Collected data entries
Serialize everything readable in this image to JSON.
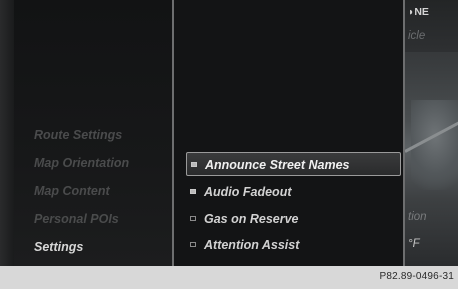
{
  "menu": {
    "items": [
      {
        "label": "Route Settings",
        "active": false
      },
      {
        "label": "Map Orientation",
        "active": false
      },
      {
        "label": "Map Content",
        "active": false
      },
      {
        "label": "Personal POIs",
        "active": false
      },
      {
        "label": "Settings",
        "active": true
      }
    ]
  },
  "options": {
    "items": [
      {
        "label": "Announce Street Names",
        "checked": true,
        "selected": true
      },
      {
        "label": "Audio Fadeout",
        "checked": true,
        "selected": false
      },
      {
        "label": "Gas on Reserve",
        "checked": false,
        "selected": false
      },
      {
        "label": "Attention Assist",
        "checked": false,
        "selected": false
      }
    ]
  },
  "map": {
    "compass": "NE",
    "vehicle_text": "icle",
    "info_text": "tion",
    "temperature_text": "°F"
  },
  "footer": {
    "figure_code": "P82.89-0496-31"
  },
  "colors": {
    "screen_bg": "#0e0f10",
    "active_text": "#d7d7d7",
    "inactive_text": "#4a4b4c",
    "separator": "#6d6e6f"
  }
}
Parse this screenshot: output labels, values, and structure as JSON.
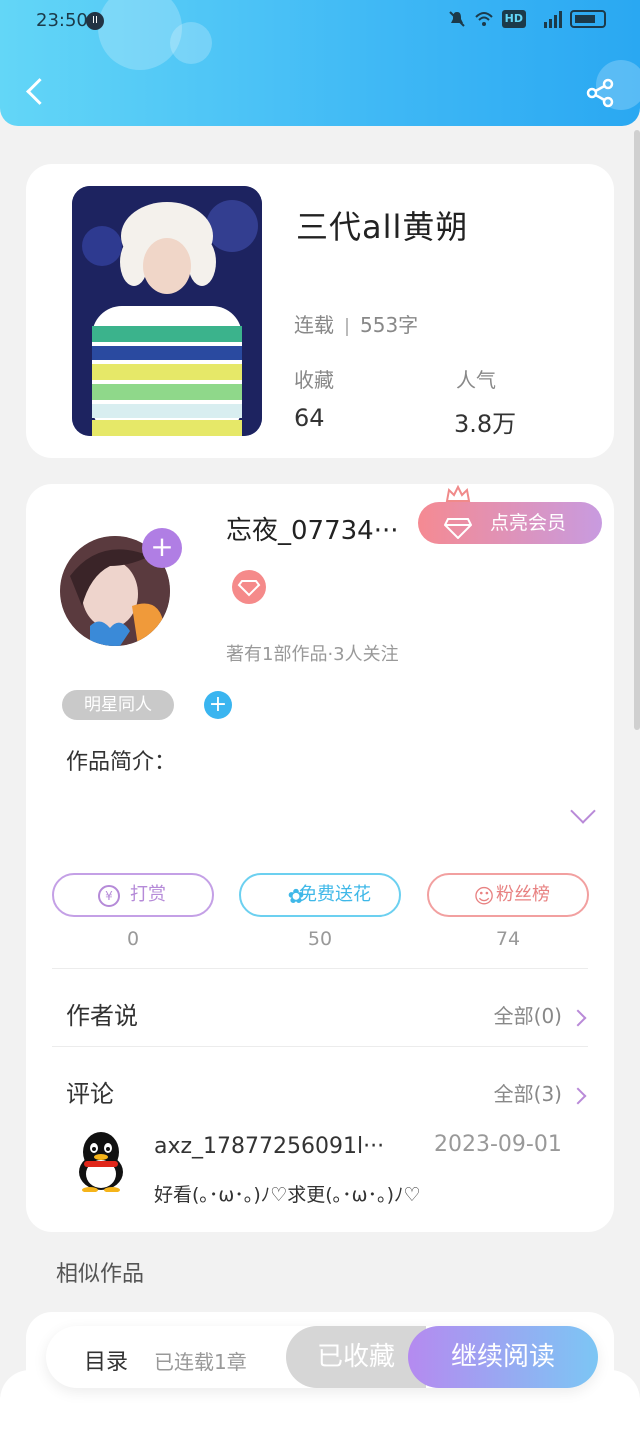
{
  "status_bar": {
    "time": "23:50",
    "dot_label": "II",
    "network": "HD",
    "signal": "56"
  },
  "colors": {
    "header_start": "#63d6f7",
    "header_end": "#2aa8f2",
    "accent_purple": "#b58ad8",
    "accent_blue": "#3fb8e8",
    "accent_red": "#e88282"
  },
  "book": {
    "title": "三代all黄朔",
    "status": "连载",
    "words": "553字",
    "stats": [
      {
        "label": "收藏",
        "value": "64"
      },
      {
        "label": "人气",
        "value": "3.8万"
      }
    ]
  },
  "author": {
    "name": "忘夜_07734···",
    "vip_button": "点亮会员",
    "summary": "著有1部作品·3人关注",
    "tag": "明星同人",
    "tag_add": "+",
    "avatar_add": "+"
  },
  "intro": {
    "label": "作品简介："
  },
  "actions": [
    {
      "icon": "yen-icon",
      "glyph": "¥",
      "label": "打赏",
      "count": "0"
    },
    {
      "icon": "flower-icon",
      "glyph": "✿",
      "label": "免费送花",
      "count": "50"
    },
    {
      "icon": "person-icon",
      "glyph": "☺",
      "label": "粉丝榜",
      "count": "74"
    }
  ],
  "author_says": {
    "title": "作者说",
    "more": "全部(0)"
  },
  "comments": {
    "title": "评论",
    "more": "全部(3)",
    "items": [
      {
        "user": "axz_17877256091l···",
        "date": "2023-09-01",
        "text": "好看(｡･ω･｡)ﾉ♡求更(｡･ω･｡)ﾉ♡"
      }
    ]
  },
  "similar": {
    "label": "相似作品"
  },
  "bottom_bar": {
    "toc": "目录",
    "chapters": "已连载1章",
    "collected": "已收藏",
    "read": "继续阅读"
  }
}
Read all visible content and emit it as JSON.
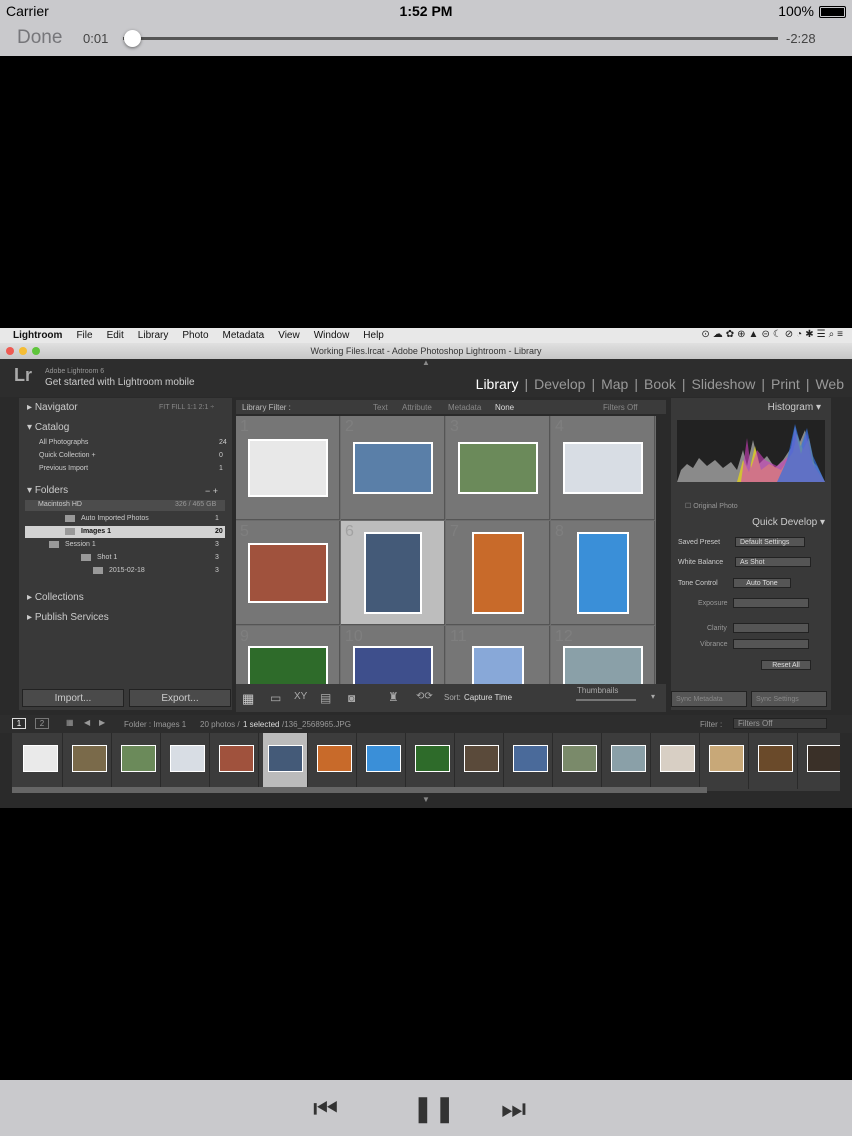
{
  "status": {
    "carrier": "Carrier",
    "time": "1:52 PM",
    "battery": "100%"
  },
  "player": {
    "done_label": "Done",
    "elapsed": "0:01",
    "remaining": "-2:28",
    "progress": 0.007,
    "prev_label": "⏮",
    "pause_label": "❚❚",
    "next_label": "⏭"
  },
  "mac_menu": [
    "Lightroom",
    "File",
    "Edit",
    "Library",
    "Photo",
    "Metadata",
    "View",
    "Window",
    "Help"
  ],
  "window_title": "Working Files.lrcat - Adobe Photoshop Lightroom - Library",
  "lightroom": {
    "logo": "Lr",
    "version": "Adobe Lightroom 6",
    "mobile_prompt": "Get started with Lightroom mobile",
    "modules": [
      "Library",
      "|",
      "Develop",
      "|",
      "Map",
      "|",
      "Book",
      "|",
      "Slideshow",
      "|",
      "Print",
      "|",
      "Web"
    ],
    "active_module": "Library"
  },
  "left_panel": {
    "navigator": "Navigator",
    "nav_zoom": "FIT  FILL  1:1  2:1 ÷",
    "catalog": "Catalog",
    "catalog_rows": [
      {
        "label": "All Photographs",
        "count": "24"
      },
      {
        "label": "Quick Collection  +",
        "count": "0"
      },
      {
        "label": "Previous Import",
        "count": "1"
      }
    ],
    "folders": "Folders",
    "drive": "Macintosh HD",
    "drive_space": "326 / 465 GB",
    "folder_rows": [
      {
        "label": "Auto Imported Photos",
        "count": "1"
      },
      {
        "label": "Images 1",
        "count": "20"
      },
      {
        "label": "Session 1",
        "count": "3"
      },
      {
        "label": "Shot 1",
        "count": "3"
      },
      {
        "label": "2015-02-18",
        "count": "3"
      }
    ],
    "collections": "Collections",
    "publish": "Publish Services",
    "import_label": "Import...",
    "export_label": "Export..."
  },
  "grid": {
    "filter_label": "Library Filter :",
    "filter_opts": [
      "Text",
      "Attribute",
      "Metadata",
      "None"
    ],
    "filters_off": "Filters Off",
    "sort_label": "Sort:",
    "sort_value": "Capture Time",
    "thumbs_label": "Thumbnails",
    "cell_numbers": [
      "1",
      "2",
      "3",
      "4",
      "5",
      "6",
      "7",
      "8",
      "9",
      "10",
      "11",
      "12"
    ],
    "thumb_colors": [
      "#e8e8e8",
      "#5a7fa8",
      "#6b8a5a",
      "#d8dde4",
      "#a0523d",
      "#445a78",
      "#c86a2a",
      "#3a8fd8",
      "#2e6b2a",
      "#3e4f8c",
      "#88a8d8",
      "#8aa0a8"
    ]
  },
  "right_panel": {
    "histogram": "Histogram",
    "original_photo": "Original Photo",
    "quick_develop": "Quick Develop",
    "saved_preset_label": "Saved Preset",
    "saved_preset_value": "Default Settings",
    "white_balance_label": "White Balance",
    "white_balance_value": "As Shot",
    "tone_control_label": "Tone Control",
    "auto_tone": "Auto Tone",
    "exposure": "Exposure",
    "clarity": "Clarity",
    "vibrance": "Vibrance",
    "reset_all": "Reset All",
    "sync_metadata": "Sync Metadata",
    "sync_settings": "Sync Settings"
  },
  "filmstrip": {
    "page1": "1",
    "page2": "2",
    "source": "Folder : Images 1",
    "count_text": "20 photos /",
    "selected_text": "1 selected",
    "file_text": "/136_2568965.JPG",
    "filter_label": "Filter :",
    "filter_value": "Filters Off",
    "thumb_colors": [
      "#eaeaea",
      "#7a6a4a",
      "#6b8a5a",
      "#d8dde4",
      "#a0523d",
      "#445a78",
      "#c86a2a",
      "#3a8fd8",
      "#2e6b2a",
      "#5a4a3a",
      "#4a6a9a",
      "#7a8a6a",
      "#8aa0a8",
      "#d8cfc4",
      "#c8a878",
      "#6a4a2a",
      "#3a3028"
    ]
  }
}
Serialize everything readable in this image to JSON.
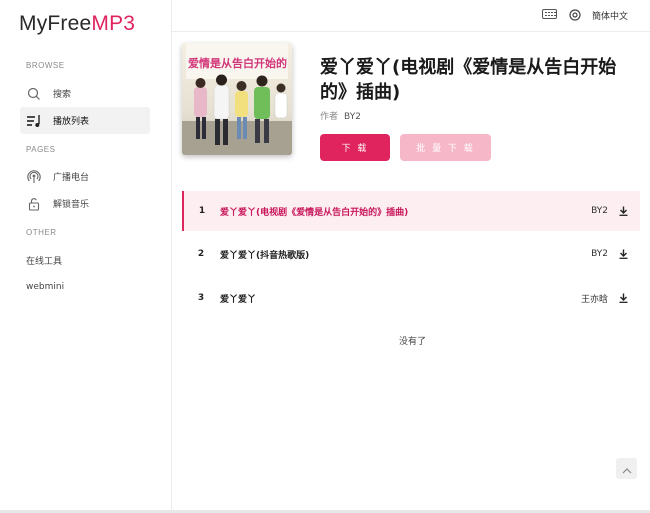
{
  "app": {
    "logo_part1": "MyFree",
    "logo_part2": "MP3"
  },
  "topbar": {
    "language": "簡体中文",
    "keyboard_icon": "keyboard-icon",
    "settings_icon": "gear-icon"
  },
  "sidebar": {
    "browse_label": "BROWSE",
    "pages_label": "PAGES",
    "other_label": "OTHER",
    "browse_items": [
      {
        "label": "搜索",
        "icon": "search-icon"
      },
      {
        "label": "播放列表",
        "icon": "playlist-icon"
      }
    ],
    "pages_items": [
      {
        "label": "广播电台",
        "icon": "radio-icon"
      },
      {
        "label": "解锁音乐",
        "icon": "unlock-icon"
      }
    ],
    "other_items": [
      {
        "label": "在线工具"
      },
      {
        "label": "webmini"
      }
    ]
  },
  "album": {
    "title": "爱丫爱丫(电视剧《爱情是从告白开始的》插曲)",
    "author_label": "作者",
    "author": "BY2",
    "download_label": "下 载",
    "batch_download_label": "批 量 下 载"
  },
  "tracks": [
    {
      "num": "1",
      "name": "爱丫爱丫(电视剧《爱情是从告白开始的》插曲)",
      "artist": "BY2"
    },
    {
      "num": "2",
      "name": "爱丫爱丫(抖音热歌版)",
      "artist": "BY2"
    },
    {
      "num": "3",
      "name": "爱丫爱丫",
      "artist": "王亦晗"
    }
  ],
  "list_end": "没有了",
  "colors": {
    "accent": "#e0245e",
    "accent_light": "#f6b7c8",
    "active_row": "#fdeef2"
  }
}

• _WHAT IS EXPECTED_:
Look for the word "Library" and return every line where it occurs.

• _THE COMPLETED TASK_:
    "Library",
  "window_title": "Working Files.lrcat - Adobe Photoshop Lightroom - Library",
      "Library",
    "active_module": "Library"
    "filter_label": "Library Filter :",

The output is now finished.